#### What is needed:
Pictures stay out of the copy; restate everything else in the material exactly.

#### Excerpted records:
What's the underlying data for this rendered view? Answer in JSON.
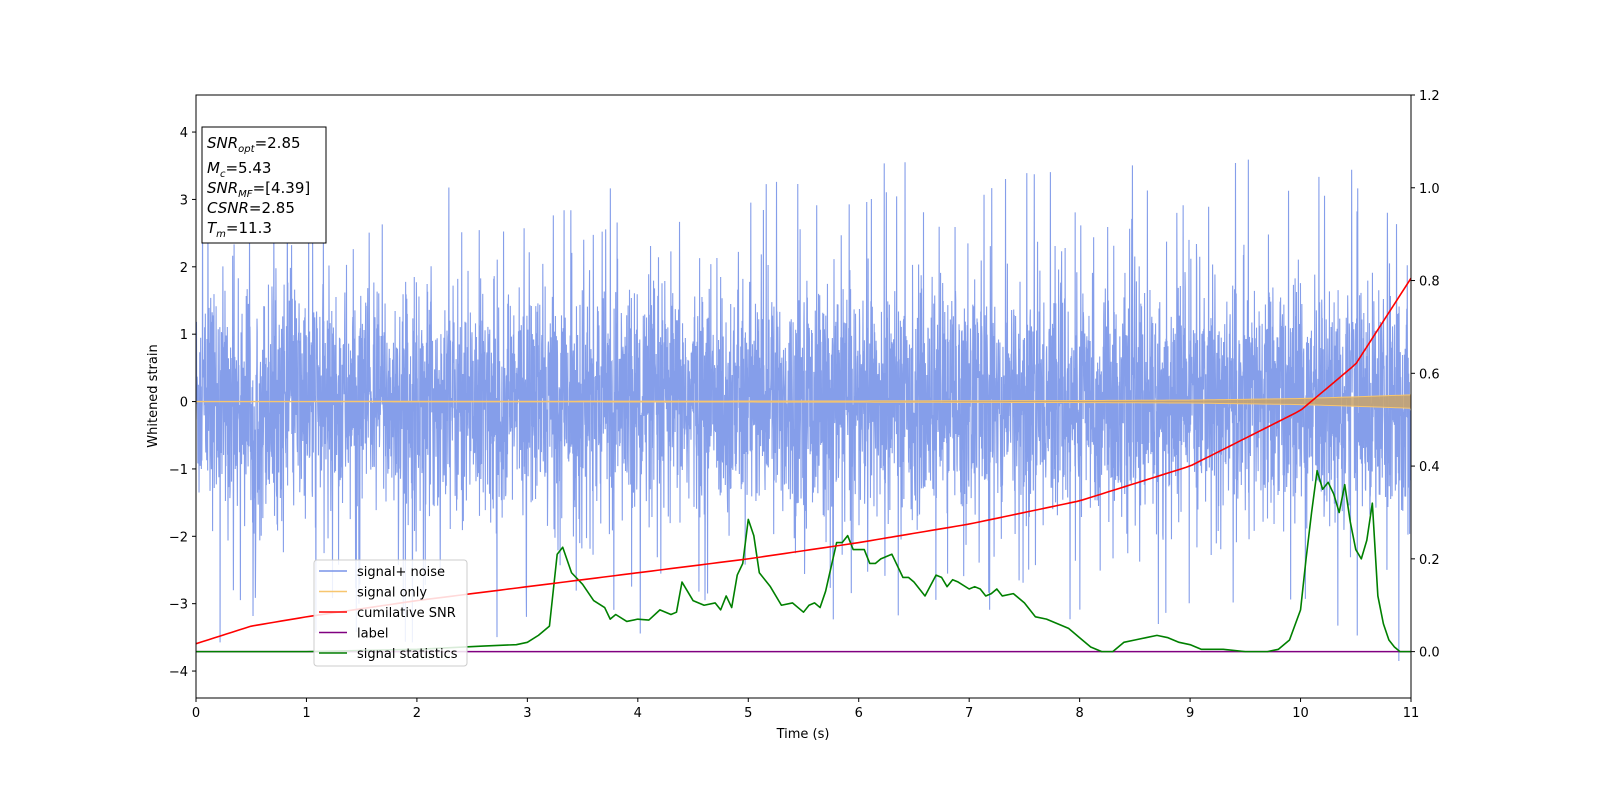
{
  "chart_data": {
    "type": "line",
    "title": "",
    "xlabel": "Time (s)",
    "ylabel": "Whitened strain",
    "xlim": [
      0,
      11
    ],
    "ylim": [
      -4.4,
      4.55
    ],
    "y2lim": [
      -0.1,
      1.2
    ],
    "x_ticks": [
      0,
      1,
      2,
      3,
      4,
      5,
      6,
      7,
      8,
      9,
      10,
      11
    ],
    "y_ticks": [
      -4,
      -3,
      -2,
      -1,
      0,
      1,
      2,
      3,
      4
    ],
    "y2_ticks": [
      "0.0",
      "0.2",
      "0.4",
      "0.6",
      "0.8",
      "1.0",
      "1.2"
    ],
    "annotation": {
      "lines": [
        {
          "sym": "SNR",
          "sub": "opt",
          "rest": "=2.85"
        },
        {
          "sym": "M",
          "sub": "c",
          "rest": "=5.43"
        },
        {
          "sym": "SNR",
          "sub": "MF",
          "rest": "=[4.39]"
        },
        {
          "sym": "CSNR",
          "sub": "",
          "rest": "=2.85"
        },
        {
          "sym": "T",
          "sub": "m",
          "rest": "=11.3"
        }
      ]
    },
    "legend": {
      "placement": "lower-left",
      "entries": [
        {
          "label": "signal+ noise",
          "color": "#7894e8"
        },
        {
          "label": "signal only",
          "color": "#f7c66f"
        },
        {
          "label": "cumilative SNR",
          "color": "#ff0000"
        },
        {
          "label": "label",
          "color": "#800080"
        },
        {
          "label": "signal statistics",
          "color": "#008000"
        }
      ]
    },
    "series": [
      {
        "name": "signal+ noise",
        "axis": "left",
        "color": "#7894e8",
        "kind": "white-noise",
        "description_values": {
          "typical_amplitude": [
            -1.5,
            1.5
          ],
          "spikes_max": 3.8,
          "spikes_min": -3.85
        }
      },
      {
        "name": "signal only",
        "axis": "left",
        "color": "#f7c66f",
        "kind": "chirp-envelope",
        "x": [
          0,
          2,
          4,
          6,
          8,
          9,
          10,
          10.5,
          11
        ],
        "amplitude": [
          0.003,
          0.004,
          0.006,
          0.009,
          0.015,
          0.022,
          0.045,
          0.07,
          0.1
        ]
      },
      {
        "name": "cumilative SNR",
        "axis": "right",
        "color": "#ff0000",
        "x": [
          0,
          0.5,
          1,
          2,
          3,
          4,
          5,
          6,
          7,
          8,
          9,
          10,
          10.5,
          11
        ],
        "values": [
          0.017,
          0.055,
          0.075,
          0.11,
          0.14,
          0.17,
          0.2,
          0.235,
          0.275,
          0.325,
          0.4,
          0.52,
          0.62,
          0.805
        ]
      },
      {
        "name": "label",
        "axis": "right",
        "color": "#800080",
        "x": [
          0,
          11
        ],
        "values": [
          0,
          0
        ]
      },
      {
        "name": "signal statistics",
        "axis": "right",
        "color": "#008000",
        "x": [
          0,
          1,
          2,
          2.6,
          2.9,
          3.0,
          3.1,
          3.2,
          3.27,
          3.32,
          3.4,
          3.5,
          3.6,
          3.7,
          3.75,
          3.8,
          3.9,
          4.0,
          4.1,
          4.2,
          4.3,
          4.35,
          4.4,
          4.5,
          4.6,
          4.7,
          4.75,
          4.8,
          4.85,
          4.9,
          4.95,
          5.0,
          5.05,
          5.1,
          5.2,
          5.3,
          5.4,
          5.5,
          5.55,
          5.6,
          5.65,
          5.7,
          5.8,
          5.85,
          5.9,
          5.95,
          6.0,
          6.05,
          6.1,
          6.15,
          6.2,
          6.3,
          6.4,
          6.45,
          6.5,
          6.6,
          6.7,
          6.75,
          6.8,
          6.85,
          6.9,
          7.0,
          7.05,
          7.1,
          7.15,
          7.2,
          7.25,
          7.3,
          7.4,
          7.5,
          7.6,
          7.7,
          7.8,
          7.9,
          8.0,
          8.1,
          8.2,
          8.3,
          8.4,
          8.5,
          8.6,
          8.7,
          8.8,
          8.9,
          9.0,
          9.1,
          9.2,
          9.3,
          9.5,
          9.7,
          9.8,
          9.9,
          10.0,
          10.05,
          10.1,
          10.15,
          10.2,
          10.25,
          10.3,
          10.35,
          10.4,
          10.45,
          10.5,
          10.55,
          10.6,
          10.65,
          10.7,
          10.75,
          10.8,
          10.85,
          10.9,
          11.0
        ],
        "values": [
          0.0,
          0.0,
          0.005,
          0.012,
          0.015,
          0.02,
          0.035,
          0.055,
          0.21,
          0.225,
          0.17,
          0.145,
          0.11,
          0.095,
          0.07,
          0.08,
          0.065,
          0.07,
          0.068,
          0.09,
          0.08,
          0.085,
          0.15,
          0.11,
          0.1,
          0.105,
          0.09,
          0.12,
          0.095,
          0.165,
          0.19,
          0.285,
          0.25,
          0.17,
          0.14,
          0.1,
          0.105,
          0.085,
          0.1,
          0.105,
          0.095,
          0.13,
          0.235,
          0.235,
          0.25,
          0.22,
          0.22,
          0.22,
          0.19,
          0.19,
          0.2,
          0.21,
          0.16,
          0.16,
          0.15,
          0.12,
          0.165,
          0.16,
          0.14,
          0.155,
          0.15,
          0.135,
          0.14,
          0.135,
          0.12,
          0.125,
          0.135,
          0.12,
          0.125,
          0.105,
          0.075,
          0.07,
          0.06,
          0.05,
          0.03,
          0.01,
          0.0,
          0.0,
          0.02,
          0.025,
          0.03,
          0.035,
          0.03,
          0.02,
          0.015,
          0.005,
          0.005,
          0.005,
          0.0,
          0.0,
          0.005,
          0.025,
          0.09,
          0.2,
          0.3,
          0.39,
          0.35,
          0.365,
          0.34,
          0.3,
          0.36,
          0.28,
          0.22,
          0.2,
          0.24,
          0.32,
          0.12,
          0.06,
          0.025,
          0.01,
          0.0,
          0.0
        ]
      }
    ]
  }
}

#### Full output:
What's the underlying data for this rendered view? Answer in JSON.
{
  "chart_data": {
    "type": "line",
    "title": "",
    "xlabel": "Time (s)",
    "ylabel": "Whitened strain",
    "xlim": [
      0,
      11
    ],
    "ylim": [
      -4.4,
      4.55
    ],
    "y2lim": [
      -0.1,
      1.2
    ],
    "x_ticks": [
      0,
      1,
      2,
      3,
      4,
      5,
      6,
      7,
      8,
      9,
      10,
      11
    ],
    "y_ticks": [
      -4,
      -3,
      -2,
      -1,
      0,
      1,
      2,
      3,
      4
    ],
    "y2_ticks": [
      "0.0",
      "0.2",
      "0.4",
      "0.6",
      "0.8",
      "1.0",
      "1.2"
    ],
    "annotation": {
      "lines": [
        {
          "sym": "SNR",
          "sub": "opt",
          "rest": "=2.85"
        },
        {
          "sym": "M",
          "sub": "c",
          "rest": "=5.43"
        },
        {
          "sym": "SNR",
          "sub": "MF",
          "rest": "=[4.39]"
        },
        {
          "sym": "CSNR",
          "sub": "",
          "rest": "=2.85"
        },
        {
          "sym": "T",
          "sub": "m",
          "rest": "=11.3"
        }
      ]
    },
    "legend": {
      "placement": "lower-left",
      "entries": [
        {
          "label": "signal+ noise",
          "color": "#7894e8"
        },
        {
          "label": "signal only",
          "color": "#f7c66f"
        },
        {
          "label": "cumilative SNR",
          "color": "#ff0000"
        },
        {
          "label": "label",
          "color": "#800080"
        },
        {
          "label": "signal statistics",
          "color": "#008000"
        }
      ]
    },
    "series": [
      {
        "name": "signal+ noise",
        "axis": "left",
        "color": "#7894e8",
        "kind": "white-noise",
        "description_values": {
          "typical_amplitude": [
            -1.5,
            1.5
          ],
          "spikes_max": 3.8,
          "spikes_min": -3.85
        }
      },
      {
        "name": "signal only",
        "axis": "left",
        "color": "#f7c66f",
        "kind": "chirp-envelope",
        "x": [
          0,
          2,
          4,
          6,
          8,
          9,
          10,
          10.5,
          11
        ],
        "amplitude": [
          0.003,
          0.004,
          0.006,
          0.009,
          0.015,
          0.022,
          0.045,
          0.07,
          0.1
        ]
      },
      {
        "name": "cumilative SNR",
        "axis": "right",
        "color": "#ff0000",
        "x": [
          0,
          0.5,
          1,
          2,
          3,
          4,
          5,
          6,
          7,
          8,
          9,
          10,
          10.5,
          11
        ],
        "values": [
          0.017,
          0.055,
          0.075,
          0.11,
          0.14,
          0.17,
          0.2,
          0.235,
          0.275,
          0.325,
          0.4,
          0.52,
          0.62,
          0.805
        ]
      },
      {
        "name": "label",
        "axis": "right",
        "color": "#800080",
        "x": [
          0,
          11
        ],
        "values": [
          0,
          0
        ]
      },
      {
        "name": "signal statistics",
        "axis": "right",
        "color": "#008000",
        "x": [
          0,
          1,
          2,
          2.6,
          2.9,
          3.0,
          3.1,
          3.2,
          3.27,
          3.32,
          3.4,
          3.5,
          3.6,
          3.7,
          3.75,
          3.8,
          3.9,
          4.0,
          4.1,
          4.2,
          4.3,
          4.35,
          4.4,
          4.5,
          4.6,
          4.7,
          4.75,
          4.8,
          4.85,
          4.9,
          4.95,
          5.0,
          5.05,
          5.1,
          5.2,
          5.3,
          5.4,
          5.5,
          5.55,
          5.6,
          5.65,
          5.7,
          5.8,
          5.85,
          5.9,
          5.95,
          6.0,
          6.05,
          6.1,
          6.15,
          6.2,
          6.3,
          6.4,
          6.45,
          6.5,
          6.6,
          6.7,
          6.75,
          6.8,
          6.85,
          6.9,
          7.0,
          7.05,
          7.1,
          7.15,
          7.2,
          7.25,
          7.3,
          7.4,
          7.5,
          7.6,
          7.7,
          7.8,
          7.9,
          8.0,
          8.1,
          8.2,
          8.3,
          8.4,
          8.5,
          8.6,
          8.7,
          8.8,
          8.9,
          9.0,
          9.1,
          9.2,
          9.3,
          9.5,
          9.7,
          9.8,
          9.9,
          10.0,
          10.05,
          10.1,
          10.15,
          10.2,
          10.25,
          10.3,
          10.35,
          10.4,
          10.45,
          10.5,
          10.55,
          10.6,
          10.65,
          10.7,
          10.75,
          10.8,
          10.85,
          10.9,
          11.0
        ],
        "values": [
          0.0,
          0.0,
          0.005,
          0.012,
          0.015,
          0.02,
          0.035,
          0.055,
          0.21,
          0.225,
          0.17,
          0.145,
          0.11,
          0.095,
          0.07,
          0.08,
          0.065,
          0.07,
          0.068,
          0.09,
          0.08,
          0.085,
          0.15,
          0.11,
          0.1,
          0.105,
          0.09,
          0.12,
          0.095,
          0.165,
          0.19,
          0.285,
          0.25,
          0.17,
          0.14,
          0.1,
          0.105,
          0.085,
          0.1,
          0.105,
          0.095,
          0.13,
          0.235,
          0.235,
          0.25,
          0.22,
          0.22,
          0.22,
          0.19,
          0.19,
          0.2,
          0.21,
          0.16,
          0.16,
          0.15,
          0.12,
          0.165,
          0.16,
          0.14,
          0.155,
          0.15,
          0.135,
          0.14,
          0.135,
          0.12,
          0.125,
          0.135,
          0.12,
          0.125,
          0.105,
          0.075,
          0.07,
          0.06,
          0.05,
          0.03,
          0.01,
          0.0,
          0.0,
          0.02,
          0.025,
          0.03,
          0.035,
          0.03,
          0.02,
          0.015,
          0.005,
          0.005,
          0.005,
          0.0,
          0.0,
          0.005,
          0.025,
          0.09,
          0.2,
          0.3,
          0.39,
          0.35,
          0.365,
          0.34,
          0.3,
          0.36,
          0.28,
          0.22,
          0.2,
          0.24,
          0.32,
          0.12,
          0.06,
          0.025,
          0.01,
          0.0,
          0.0
        ]
      }
    ]
  }
}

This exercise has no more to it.